EXERCISE REQUIREMENTS =>
A - According to the Voivod album review, which track was chosen to open the album?
B - Write the next part of the Voivod album review, starting after its last sentence.

06. Destroy After Reading
07. Treasure Chase
08. Krap Radio
09. In Orbit
10. Deathproof
11. Pyramidome
12. Morpheus
13. Volcano


With the death of beloved VOIVOD guitarist Denis "Piggy" D'amour, the world lost one of its most visionary axemen. Honoring one of his last requests, his bandmates retrieved files full of riffing from his laptop, and painstakingly cobbled songs together from the raw, unfinished guitar tracks. Anyone with a passing knowledge of rock recording, where the drums always go first, will understand what a difficult undertaking this would be, even without the emotional weight of having lost a friend and comrade-in-arms.

Thus, it's remarkable that "Infini" (and its predecessor, 2006's "Katorz") exist at all. Given the circumstances, it makes it really, really hard to say a contrary word about the record (and if you're a shameless and slavish VOIVOD fan, like I am, it makes such blasphemy even more difficult). Luckily, while "Infini" is an uneven record, it's definitely got enough of VOIVOD's signature latter-day brooding, proggy hard rock to please the faithful, and those are pretty much the only people buying VOIVOD records in 2009, so no boy-do-I-feel-like-shit-about-this hatchet job is necessary.

It was looking grim, though, with one of the album's weakest tracks, the lackluster "God Phones", inexplicably picked as the opener. The problem, here and elsewhere, isn't always Piggy's riffing, but a general lack of inspiration in the rest of the players — particularly on the part of vocalist Denis "Snake" Belanger, who's reduced to half-heartedly doling out lines like "came to rock and roll / came to steal your soul" and "you're filling my head / with krap in my head" (from the otherwise decent "Krap Radio"). His low point comes during "Earthache", where the riff is fine, Jason Newsted beefs it up with a cool bass part, and then Snake mumbles, for a chorus, "blah blah blah, is that all you say?" Is that all you have to say? Really?

(Items from a dataset)
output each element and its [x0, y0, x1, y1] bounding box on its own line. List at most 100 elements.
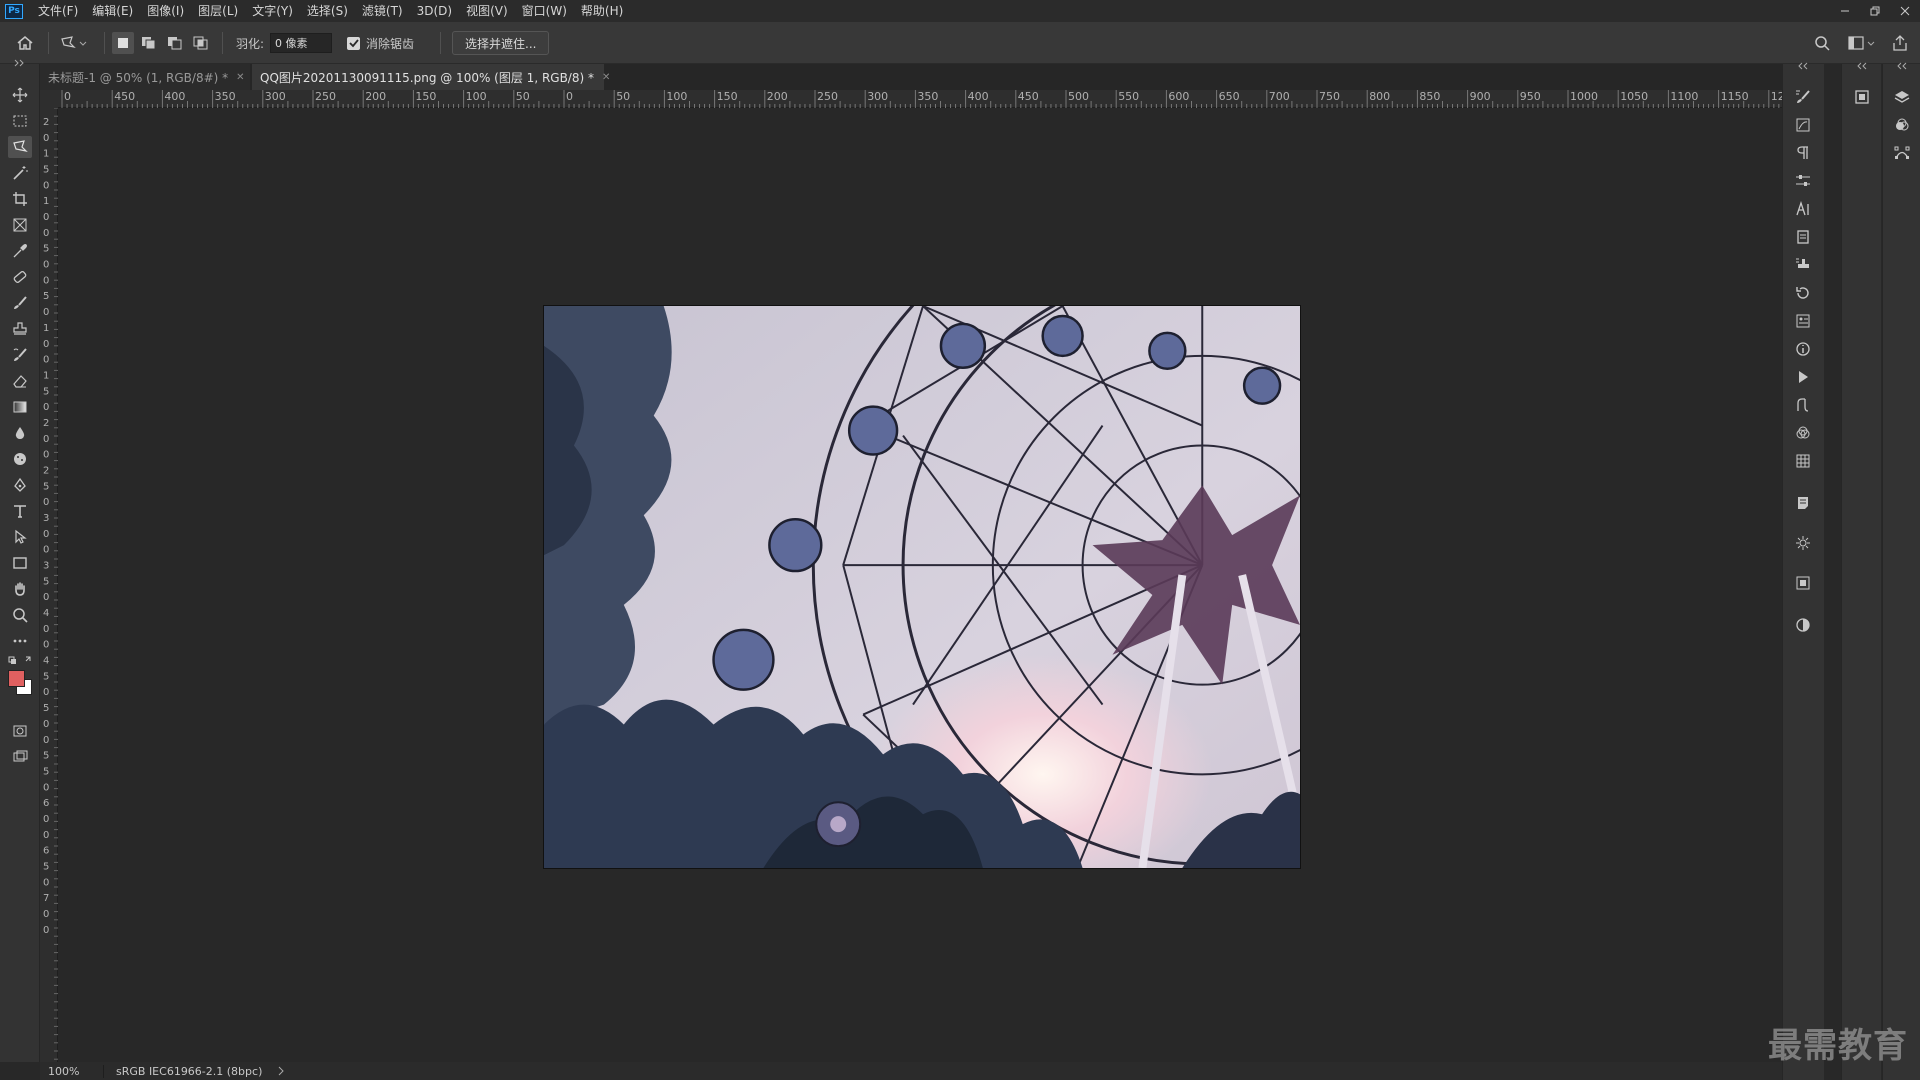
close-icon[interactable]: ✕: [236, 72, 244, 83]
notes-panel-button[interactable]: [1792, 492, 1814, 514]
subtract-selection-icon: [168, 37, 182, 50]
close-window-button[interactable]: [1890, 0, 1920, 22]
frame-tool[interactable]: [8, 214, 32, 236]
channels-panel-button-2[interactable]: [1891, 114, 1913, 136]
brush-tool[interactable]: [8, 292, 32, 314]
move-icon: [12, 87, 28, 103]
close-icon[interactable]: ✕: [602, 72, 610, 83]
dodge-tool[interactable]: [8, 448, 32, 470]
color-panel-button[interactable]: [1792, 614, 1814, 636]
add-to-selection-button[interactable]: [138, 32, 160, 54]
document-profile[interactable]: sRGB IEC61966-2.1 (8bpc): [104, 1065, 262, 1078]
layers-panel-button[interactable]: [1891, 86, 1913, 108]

ANSWERS TO THE EXERCISES =>
A - "God Phones"

B -
But for a good chunk of "Infini", the band continues where they left off on "Katorz" — simpler, stripped-down verse-chorus-verse rockers with a wide array of emotions and moods conveyed by the rumbling thunder of Michel "Away" Langevin's drumming and Piggy's unorthodox chords and notes. Exuberant raveups like the hard-driving "Deathproof" and the hypnotic, galloping album closer "Volcano" play well next to wistful, moody tracks like "Treasure Chase" and the angular, cranky "Pyramidome". The dark and plaintive "A Room With a V.U". comes close to capturing the technical, isolated atmosphere of the "Nothingface" era, while "Destroy After Reading" is a seething, bare-bones tale of paranoia that recalls KILLING JOKE at their most metallic and claustrophobic.

So, at the end of the day, is it the VOIVOD record you'd play to initiate someone into the Iron Gang? Is it the VOIVOD record you'd take to that hypothetical desert island if you could only pack one? Of course it isn't. You knew it wasn't going to be, and I doubt the surviving band members would try to tell you otherwise. What "Infini" represents, though, is part of why VOIVOD was and is such an important band — a triumph over painful adversity, a promise fulfilled to a fellow traveler whose journey was unfairly cut short, and another weird, proud hoist of the freak flag from a band whose very off-putting idiocyncrasies forged such a strong bond with the few of us who got it. Those who care won't buy "Infini" out of some sense of reluctant duty, although we would, if it came to that. Despite its necessary limitations, it's still got plenty of that deep-freeze outer space quantum mojo that, in one mutated form or another, has been knocking us on our asses for over twenty years.

Rest in peace, Piggy!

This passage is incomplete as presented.